Job: Copy out each line that includes the word "SNMP".

------------------------

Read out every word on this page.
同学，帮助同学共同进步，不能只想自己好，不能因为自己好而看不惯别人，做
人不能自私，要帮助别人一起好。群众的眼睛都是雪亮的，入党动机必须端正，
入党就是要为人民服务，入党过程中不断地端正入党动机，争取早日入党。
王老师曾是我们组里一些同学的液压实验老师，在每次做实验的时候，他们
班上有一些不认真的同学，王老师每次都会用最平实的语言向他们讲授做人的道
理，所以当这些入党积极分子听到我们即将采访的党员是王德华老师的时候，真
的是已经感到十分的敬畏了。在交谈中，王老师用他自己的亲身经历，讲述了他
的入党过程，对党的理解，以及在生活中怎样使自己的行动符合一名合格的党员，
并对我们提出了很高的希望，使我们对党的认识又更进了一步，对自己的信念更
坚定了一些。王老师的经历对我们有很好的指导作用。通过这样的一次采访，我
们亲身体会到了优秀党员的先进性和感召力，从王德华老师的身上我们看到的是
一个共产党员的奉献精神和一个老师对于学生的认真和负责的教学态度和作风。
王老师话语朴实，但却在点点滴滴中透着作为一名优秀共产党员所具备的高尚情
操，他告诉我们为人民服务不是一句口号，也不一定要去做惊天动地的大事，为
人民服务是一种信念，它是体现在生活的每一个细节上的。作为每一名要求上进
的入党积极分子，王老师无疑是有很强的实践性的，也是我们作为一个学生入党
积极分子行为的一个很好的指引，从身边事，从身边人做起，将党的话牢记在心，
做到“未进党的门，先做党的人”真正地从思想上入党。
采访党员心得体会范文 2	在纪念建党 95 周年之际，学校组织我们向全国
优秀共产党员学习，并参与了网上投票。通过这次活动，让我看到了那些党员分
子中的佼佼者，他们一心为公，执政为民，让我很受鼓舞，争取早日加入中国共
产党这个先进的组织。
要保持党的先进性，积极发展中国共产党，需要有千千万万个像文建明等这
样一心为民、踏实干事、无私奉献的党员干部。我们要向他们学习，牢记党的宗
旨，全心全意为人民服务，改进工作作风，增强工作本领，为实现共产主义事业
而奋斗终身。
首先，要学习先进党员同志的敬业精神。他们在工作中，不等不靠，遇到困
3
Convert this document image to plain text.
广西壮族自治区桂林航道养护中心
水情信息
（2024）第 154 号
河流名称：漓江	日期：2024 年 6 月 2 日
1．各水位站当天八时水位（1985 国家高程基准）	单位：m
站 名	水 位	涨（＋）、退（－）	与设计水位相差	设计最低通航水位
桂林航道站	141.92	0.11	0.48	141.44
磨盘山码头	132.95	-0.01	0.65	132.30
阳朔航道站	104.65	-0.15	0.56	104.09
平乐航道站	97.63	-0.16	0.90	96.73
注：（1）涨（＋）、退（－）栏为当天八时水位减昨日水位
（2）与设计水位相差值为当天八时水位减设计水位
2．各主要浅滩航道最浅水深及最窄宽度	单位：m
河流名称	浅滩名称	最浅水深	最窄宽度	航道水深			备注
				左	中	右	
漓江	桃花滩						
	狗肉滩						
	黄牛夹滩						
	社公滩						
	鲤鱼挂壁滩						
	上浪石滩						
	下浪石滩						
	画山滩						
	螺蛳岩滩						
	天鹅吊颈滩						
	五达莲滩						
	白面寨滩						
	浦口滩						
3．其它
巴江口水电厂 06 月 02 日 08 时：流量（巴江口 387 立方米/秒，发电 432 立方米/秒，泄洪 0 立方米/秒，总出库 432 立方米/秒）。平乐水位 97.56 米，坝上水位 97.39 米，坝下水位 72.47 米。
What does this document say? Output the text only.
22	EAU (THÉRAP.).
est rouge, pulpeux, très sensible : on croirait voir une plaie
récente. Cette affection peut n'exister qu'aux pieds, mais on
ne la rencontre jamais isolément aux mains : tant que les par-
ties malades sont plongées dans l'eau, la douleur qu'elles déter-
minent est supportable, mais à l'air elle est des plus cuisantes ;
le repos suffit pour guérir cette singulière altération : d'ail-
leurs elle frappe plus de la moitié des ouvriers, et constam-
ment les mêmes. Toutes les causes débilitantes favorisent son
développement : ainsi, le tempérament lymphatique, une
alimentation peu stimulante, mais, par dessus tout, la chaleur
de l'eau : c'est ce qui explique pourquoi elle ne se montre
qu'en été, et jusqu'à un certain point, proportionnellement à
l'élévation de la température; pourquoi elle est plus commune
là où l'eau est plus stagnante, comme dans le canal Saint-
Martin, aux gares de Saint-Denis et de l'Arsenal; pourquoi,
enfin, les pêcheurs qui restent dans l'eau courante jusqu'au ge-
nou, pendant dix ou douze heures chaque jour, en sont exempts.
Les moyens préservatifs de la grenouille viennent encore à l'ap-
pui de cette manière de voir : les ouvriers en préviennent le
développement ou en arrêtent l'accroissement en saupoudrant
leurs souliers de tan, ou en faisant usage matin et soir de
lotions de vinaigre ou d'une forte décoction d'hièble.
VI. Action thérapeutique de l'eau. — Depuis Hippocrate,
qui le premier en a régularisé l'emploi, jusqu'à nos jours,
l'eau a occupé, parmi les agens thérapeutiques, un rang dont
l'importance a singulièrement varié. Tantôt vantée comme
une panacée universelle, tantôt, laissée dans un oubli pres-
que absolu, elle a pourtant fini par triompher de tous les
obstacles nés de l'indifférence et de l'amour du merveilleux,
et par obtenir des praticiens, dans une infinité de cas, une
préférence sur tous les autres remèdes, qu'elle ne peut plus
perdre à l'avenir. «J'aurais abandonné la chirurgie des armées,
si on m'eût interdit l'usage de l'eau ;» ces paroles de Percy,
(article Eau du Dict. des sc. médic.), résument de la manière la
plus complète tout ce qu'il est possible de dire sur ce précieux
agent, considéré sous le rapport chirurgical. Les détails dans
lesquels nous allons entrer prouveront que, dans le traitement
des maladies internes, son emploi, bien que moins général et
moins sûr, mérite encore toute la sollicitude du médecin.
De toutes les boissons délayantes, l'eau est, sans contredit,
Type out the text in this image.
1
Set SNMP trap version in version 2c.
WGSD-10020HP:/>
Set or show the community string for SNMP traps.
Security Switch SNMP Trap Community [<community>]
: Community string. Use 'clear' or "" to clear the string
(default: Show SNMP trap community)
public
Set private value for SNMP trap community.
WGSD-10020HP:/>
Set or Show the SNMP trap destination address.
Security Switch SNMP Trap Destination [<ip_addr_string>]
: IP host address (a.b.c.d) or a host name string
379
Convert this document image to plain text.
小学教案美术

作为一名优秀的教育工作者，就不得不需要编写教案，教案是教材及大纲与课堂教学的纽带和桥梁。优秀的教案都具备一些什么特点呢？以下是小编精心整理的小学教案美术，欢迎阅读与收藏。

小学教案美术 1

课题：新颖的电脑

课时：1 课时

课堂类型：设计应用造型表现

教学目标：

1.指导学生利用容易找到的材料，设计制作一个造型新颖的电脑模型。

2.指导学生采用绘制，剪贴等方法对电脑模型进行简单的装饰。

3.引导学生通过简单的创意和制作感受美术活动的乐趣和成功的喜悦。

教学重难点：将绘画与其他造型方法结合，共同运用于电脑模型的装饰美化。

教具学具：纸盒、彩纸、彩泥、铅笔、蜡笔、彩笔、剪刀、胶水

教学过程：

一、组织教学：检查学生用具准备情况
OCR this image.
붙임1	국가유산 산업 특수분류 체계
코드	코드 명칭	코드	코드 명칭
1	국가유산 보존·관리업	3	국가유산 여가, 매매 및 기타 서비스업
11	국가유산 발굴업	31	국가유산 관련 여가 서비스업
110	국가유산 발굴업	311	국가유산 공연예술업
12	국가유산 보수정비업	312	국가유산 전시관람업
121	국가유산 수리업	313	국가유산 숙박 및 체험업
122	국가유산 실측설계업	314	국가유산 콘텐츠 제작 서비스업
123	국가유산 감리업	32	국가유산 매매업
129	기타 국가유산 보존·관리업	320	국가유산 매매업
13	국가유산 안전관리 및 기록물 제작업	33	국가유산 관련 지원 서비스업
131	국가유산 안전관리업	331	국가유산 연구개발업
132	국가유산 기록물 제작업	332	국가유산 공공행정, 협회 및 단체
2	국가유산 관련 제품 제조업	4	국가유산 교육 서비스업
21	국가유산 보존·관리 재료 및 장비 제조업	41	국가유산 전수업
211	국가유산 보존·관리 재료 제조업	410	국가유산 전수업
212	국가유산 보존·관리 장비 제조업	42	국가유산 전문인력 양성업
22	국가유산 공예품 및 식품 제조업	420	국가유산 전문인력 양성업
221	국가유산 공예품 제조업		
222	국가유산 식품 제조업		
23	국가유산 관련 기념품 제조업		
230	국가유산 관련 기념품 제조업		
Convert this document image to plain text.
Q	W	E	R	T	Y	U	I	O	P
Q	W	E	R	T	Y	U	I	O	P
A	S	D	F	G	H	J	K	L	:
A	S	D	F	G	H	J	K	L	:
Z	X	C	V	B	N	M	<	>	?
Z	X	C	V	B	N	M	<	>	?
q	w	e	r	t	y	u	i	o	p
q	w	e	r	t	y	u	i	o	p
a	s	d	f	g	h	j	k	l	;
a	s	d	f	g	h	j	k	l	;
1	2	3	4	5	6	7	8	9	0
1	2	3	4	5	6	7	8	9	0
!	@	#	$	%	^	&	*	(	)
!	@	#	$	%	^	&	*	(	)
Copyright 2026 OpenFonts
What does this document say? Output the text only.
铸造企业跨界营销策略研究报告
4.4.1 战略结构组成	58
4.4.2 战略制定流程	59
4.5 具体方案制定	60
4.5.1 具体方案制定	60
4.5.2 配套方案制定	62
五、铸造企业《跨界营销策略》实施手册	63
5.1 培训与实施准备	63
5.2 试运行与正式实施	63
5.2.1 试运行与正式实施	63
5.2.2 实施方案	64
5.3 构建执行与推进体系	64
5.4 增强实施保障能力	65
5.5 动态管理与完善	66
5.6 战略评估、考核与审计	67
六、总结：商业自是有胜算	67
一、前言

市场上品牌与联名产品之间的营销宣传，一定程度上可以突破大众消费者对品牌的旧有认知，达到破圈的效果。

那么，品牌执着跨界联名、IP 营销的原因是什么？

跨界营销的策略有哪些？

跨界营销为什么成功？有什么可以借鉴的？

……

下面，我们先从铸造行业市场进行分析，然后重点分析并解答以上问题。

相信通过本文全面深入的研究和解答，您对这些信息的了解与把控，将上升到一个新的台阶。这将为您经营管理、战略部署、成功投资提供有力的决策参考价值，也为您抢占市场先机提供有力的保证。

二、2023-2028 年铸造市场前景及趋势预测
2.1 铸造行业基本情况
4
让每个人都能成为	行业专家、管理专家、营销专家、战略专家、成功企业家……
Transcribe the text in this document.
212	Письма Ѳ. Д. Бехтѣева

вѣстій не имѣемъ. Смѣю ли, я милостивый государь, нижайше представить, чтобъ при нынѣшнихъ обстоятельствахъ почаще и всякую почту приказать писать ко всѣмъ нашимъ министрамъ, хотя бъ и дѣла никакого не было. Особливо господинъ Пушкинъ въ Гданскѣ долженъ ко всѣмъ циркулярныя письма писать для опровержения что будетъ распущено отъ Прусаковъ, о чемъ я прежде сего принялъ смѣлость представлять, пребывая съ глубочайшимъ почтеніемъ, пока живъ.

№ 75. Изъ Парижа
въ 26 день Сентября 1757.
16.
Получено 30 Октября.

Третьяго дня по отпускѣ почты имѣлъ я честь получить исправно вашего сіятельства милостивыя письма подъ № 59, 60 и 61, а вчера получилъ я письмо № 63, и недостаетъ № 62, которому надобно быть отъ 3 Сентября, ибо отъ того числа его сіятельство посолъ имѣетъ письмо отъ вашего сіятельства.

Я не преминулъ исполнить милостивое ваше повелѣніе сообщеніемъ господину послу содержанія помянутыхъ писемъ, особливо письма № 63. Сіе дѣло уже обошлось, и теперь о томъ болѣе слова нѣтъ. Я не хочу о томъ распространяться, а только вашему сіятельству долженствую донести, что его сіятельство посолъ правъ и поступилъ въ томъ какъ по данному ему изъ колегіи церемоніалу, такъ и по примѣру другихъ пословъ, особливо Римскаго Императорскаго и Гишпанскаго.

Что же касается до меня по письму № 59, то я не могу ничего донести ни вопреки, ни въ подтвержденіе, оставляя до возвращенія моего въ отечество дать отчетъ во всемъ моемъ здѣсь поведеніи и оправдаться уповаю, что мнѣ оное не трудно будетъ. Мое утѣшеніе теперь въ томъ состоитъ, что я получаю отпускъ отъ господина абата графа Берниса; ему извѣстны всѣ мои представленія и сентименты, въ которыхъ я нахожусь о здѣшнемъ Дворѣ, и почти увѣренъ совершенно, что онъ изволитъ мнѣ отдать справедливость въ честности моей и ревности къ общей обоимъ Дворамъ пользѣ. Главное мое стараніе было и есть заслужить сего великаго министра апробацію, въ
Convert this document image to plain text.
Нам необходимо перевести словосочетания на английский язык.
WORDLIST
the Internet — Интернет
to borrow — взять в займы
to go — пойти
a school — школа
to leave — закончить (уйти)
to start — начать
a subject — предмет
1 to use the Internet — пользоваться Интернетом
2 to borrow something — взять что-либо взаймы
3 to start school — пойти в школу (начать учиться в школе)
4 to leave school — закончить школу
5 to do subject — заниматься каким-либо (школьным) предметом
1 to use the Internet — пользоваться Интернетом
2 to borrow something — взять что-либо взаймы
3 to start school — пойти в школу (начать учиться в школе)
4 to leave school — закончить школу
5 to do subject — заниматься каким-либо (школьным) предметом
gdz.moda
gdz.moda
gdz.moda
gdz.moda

------------------------

Result of this exercise:
Set SNMP trap version in version 2c.
Set or show the community string for SNMP traps.
Security Switch SNMP Trap Community [<community>]
(default: Show SNMP trap community)
Set private value for SNMP trap community.
Set or Show the SNMP trap destination address.
Security Switch SNMP Trap Destination [<ip_addr_string>]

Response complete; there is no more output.